# Aim of the task:
Quote every line below exactly as it reads.

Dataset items
* start *

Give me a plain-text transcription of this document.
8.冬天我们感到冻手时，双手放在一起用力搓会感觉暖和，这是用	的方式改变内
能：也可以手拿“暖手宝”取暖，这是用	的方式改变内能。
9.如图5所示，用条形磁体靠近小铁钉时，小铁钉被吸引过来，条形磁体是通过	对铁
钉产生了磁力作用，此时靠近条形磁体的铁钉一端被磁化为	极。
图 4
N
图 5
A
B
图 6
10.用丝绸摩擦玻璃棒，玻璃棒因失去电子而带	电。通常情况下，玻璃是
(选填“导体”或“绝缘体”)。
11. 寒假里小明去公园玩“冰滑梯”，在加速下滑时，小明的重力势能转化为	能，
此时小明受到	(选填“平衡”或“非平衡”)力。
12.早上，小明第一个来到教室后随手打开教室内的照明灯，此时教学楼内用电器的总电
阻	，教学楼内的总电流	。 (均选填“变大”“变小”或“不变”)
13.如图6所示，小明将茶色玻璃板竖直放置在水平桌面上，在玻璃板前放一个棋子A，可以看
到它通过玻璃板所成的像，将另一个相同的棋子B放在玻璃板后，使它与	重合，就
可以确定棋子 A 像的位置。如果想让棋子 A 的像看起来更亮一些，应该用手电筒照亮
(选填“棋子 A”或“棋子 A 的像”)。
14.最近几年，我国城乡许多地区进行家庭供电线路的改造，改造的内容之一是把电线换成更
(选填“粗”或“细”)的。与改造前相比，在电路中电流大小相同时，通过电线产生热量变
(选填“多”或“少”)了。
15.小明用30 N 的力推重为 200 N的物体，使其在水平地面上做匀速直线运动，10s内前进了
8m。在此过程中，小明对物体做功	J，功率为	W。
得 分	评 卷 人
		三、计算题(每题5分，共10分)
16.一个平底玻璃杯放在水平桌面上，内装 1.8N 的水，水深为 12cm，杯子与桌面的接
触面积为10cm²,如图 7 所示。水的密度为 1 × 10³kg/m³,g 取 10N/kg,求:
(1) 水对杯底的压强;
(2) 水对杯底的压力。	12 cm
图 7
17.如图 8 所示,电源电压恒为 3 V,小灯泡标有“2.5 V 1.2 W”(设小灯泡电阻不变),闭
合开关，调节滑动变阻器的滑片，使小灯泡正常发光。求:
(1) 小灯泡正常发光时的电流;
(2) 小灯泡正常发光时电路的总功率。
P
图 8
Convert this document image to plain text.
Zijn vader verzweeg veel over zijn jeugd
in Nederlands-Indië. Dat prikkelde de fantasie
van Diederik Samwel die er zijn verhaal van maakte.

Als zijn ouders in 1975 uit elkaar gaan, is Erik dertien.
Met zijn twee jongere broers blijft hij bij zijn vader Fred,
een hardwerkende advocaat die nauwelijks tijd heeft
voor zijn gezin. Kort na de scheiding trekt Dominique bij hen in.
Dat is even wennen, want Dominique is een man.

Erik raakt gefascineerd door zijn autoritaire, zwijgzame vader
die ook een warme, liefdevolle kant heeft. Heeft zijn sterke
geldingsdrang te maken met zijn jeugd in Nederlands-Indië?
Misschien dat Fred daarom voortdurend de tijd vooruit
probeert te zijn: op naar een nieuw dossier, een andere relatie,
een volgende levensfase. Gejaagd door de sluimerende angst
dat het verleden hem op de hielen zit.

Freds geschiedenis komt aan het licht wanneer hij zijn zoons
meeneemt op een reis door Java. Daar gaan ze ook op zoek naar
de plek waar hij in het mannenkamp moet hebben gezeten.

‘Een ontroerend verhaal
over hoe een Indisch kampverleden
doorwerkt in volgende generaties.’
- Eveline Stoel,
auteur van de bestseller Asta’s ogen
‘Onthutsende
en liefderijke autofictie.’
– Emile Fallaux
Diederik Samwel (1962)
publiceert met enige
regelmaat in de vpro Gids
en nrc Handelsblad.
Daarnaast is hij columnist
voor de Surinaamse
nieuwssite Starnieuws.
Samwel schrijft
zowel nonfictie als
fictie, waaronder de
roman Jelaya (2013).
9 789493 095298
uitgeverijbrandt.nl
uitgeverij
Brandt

* end *

# Correct answer:
Give me a plain-text transcription of this document.
8.冬天我们感到冻手时，双手放在一起用力搓会感觉暖和，这是用	的方式改变内
能：也可以手拿“暖手宝”取暖，这是用	的方式改变内能。
9.如图5所示，用条形磁体靠近小铁钉时，小铁钉被吸引过来，条形磁体是通过	对铁
钉产生了磁力作用，此时靠近条形磁体的铁钉一端被磁化为	极。
图 4
N
图 5
A
B
图 6
10.用丝绸摩擦玻璃棒，玻璃棒因失去电子而带	电。通常情况下，玻璃是
(选填“导体”或“绝缘体”)。
11. 寒假里小明去公园玩“冰滑梯”，在加速下滑时，小明的重力势能转化为	能，
此时小明受到	(选填“平衡”或“非平衡”)力。
12.早上，小明第一个来到教室后随手打开教室内的照明灯，此时教学楼内用电器的总电
阻	，教学楼内的总电流	。 (均选填“变大”“变小”或“不变”)
13.如图6所示，小明将茶色玻璃板竖直放置在水平桌面上，在玻璃板前放一个棋子A，可以看
到它通过玻璃板所成的像，将另一个相同的棋子B放在玻璃板后，使它与	重合，就
可以确定棋子 A 像的位置。如果想让棋子 A 的像看起来更亮一些，应该用手电筒照亮
(选填“棋子 A”或“棋子 A 的像”)。
14.最近几年，我国城乡许多地区进行家庭供电线路的改造，改造的内容之一是把电线换成更
(选填“粗”或“细”)的。与改造前相比，在电路中电流大小相同时，通过电线产生热量变
(选填“多”或“少”)了。
15.小明用30 N 的力推重为 200 N的物体，使其在水平地面上做匀速直线运动，10s内前进了
8m。在此过程中，小明对物体做功	J，功率为	W。
得 分	评 卷 人
		三、计算题(每题5分，共10分)
16.一个平底玻璃杯放在水平桌面上，内装 1.8N 的水，水深为 12cm，杯子与桌面的接
触面积为10cm²,如图 7 所示。水的密度为 1 × 10³kg/m³,g 取 10N/kg,求:
(1) 水对杯底的压强;
(2) 水对杯底的压力。	12 cm
图 7
17.如图 8 所示,电源电压恒为 3 V,小灯泡标有“2.5 V 1.2 W”(设小灯泡电阻不变),闭
合开关，调节滑动变阻器的滑片，使小灯泡正常发光。求:
(1) 小灯泡正常发光时的电流;
(2) 小灯泡正常发光时电路的总功率。
P
图 8
Convert this document image to plain text.
Zijn vader verzweeg veel over zijn jeugd
in Nederlands-Indië. Dat prikkelde de fantasie
van Diederik Samwel die er zijn verhaal van maakte.

Als zijn ouders in 1975 uit elkaar gaan, is Erik dertien.
Met zijn twee jongere broers blijft hij bij zijn vader Fred,
een hardwerkende advocaat die nauwelijks tijd heeft
voor zijn gezin. Kort na de scheiding trekt Dominique bij hen in.
Dat is even wennen, want Dominique is een man.

Erik raakt gefascineerd door zijn autoritaire, zwijgzame vader
die ook een warme, liefdevolle kant heeft. Heeft zijn sterke
geldingsdrang te maken met zijn jeugd in Nederlands-Indië?
Misschien dat Fred daarom voortdurend de tijd vooruit
probeert te zijn: op naar een nieuw dossier, een andere relatie,
een volgende levensfase. Gejaagd door de sluimerende angst
dat het verleden hem op de hielen zit.

Freds geschiedenis komt aan het licht wanneer hij zijn zoons
meeneemt op een reis door Java. Daar gaan ze ook op zoek naar
de plek waar hij in het mannenkamp moet hebben gezeten.

‘Een ontroerend verhaal
over hoe een Indisch kampverleden
doorwerkt in volgende generaties.’
- Eveline Stoel,
auteur van de bestseller Asta’s ogen
‘Onthutsende
en liefderijke autofictie.’
– Emile Fallaux
Diederik Samwel (1962)
publiceert met enige
regelmaat in de vpro Gids
en nrc Handelsblad.
Daarnaast is hij columnist
voor de Surinaamse
nieuwssite Starnieuws.
Samwel schrijft
zowel nonfictie als
fictie, waaronder de
roman Jelaya (2013).
9 789493 095298
uitgeverijbrandt.nl
uitgeverij
Brandt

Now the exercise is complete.